(begin)
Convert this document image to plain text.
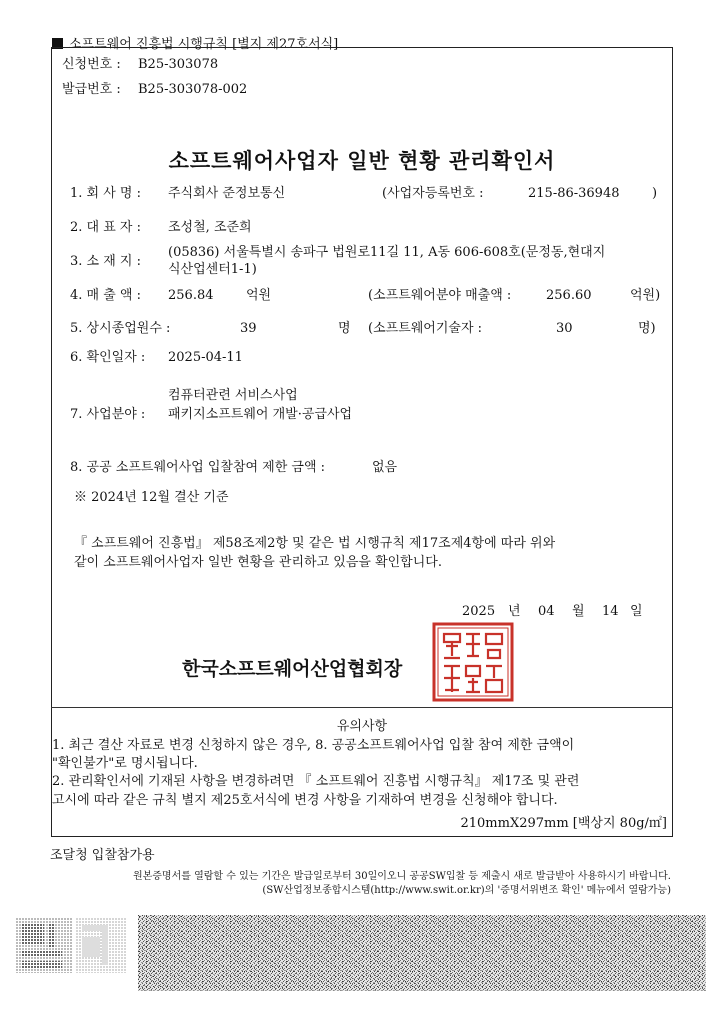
소프트웨어 진흥법 시행규칙 [별지 제27호서식]
신청번호 : B25-303078
발급번호 : B25-303078-002
소프트웨어사업자 일반 현황 관리확인서
1. 회 사 명 : 주식회사 준정보통신	(사업자등록번호 :	215-86-36948	)
2. 대 표 자 : 조성철, 조준희
3. 소 재 지 :
(05836) 서울특별시 송파구 법원로11길 11, A동 606-608호(문정동,현대지
식산업센터1-1)
4. 매 출 액 : 256.84	억원	(소프트웨어분야 매출액 :	256.60	억원)
5. 상시종업원수 :	39	명 (소프트웨어기술자 :	30	명)
6. 확인일자 : 2025-04-11
컴퓨터관련 서비스사업
7. 사업분야 : 패키지소프트웨어 개발·공급사업
8. 공공 소프트웨어사업 입찰참여 제한 금액 :	없음
※ 2024년 12월 결산 기준
『 소프트웨어 진흥법』 제58조제2항 및 같은 법 시행규칙 제17조제4항에 따라 위와
같이 소프트웨어사업자 일반 현황을 관리하고 있음을 확인합니다.
2025 년 04 월 14 일
한국소프트웨어산업협회장
유의사항
1. 최근 결산 자료로 변경 신청하지 않은 경우, 8. 공공소프트웨어사업 입찰 참여 제한 금액이
"확인불가"로 명시됩니다.
2. 관리확인서에 기재된 사항을 변경하려면 『 소프트웨어 진흥법 시행규칙』 제17조 및 관련
고시에 따라 같은 규칙 별지 제25호서식에 변경 사항을 기재하여 변경을 신청해야 합니다.
210mmX297mm [백상지 80g/㎡]
조달청 입찰참가용
원본증명서를 열람할 수 있는 기간은 발급일로부터 30일이오니 공공SW입찰 등 제출시 새로 발급받아 사용하시기 바랍니다.
(SW산업정보종합시스템(http://www.swit.or.kr)의 '증명서위변조 확인' 메뉴에서 열람가능)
(end)
Repeat the material above word for word and skip every image in it.

Convert this document image to plain text.
소프트웨어 진흥법 시행규칙 [별지 제27호서식]
신청번호 : B25-303078
발급번호 : B25-303078-002
소프트웨어사업자 일반 현황 관리확인서
1. 회 사 명 : 주식회사 준정보통신	(사업자등록번호 :	215-86-36948	)
2. 대 표 자 : 조성철, 조준희
3. 소 재 지 :
(05836) 서울특별시 송파구 법원로11길 11, A동 606-608호(문정동,현대지
식산업센터1-1)
4. 매 출 액 : 256.84	억원	(소프트웨어분야 매출액 :	256.60	억원)
5. 상시종업원수 :	39	명 (소프트웨어기술자 :	30	명)
6. 확인일자 : 2025-04-11
컴퓨터관련 서비스사업
7. 사업분야 : 패키지소프트웨어 개발·공급사업
8. 공공 소프트웨어사업 입찰참여 제한 금액 :	없음
※ 2024년 12월 결산 기준
『 소프트웨어 진흥법』 제58조제2항 및 같은 법 시행규칙 제17조제4항에 따라 위와
같이 소프트웨어사업자 일반 현황을 관리하고 있음을 확인합니다.
2025 년 04 월 14 일
한국소프트웨어산업협회장
유의사항
1. 최근 결산 자료로 변경 신청하지 않은 경우, 8. 공공소프트웨어사업 입찰 참여 제한 금액이
"확인불가"로 명시됩니다.
2. 관리확인서에 기재된 사항을 변경하려면 『 소프트웨어 진흥법 시행규칙』 제17조 및 관련
고시에 따라 같은 규칙 별지 제25호서식에 변경 사항을 기재하여 변경을 신청해야 합니다.
210mmX297mm [백상지 80g/㎡]
조달청 입찰참가용
원본증명서를 열람할 수 있는 기간은 발급일로부터 30일이오니 공공SW입찰 등 제출시 새로 발급받아 사용하시기 바랍니다.
(SW산업정보종합시스템(http://www.swit.or.kr)의 '증명서위변조 확인' 메뉴에서 열람가능)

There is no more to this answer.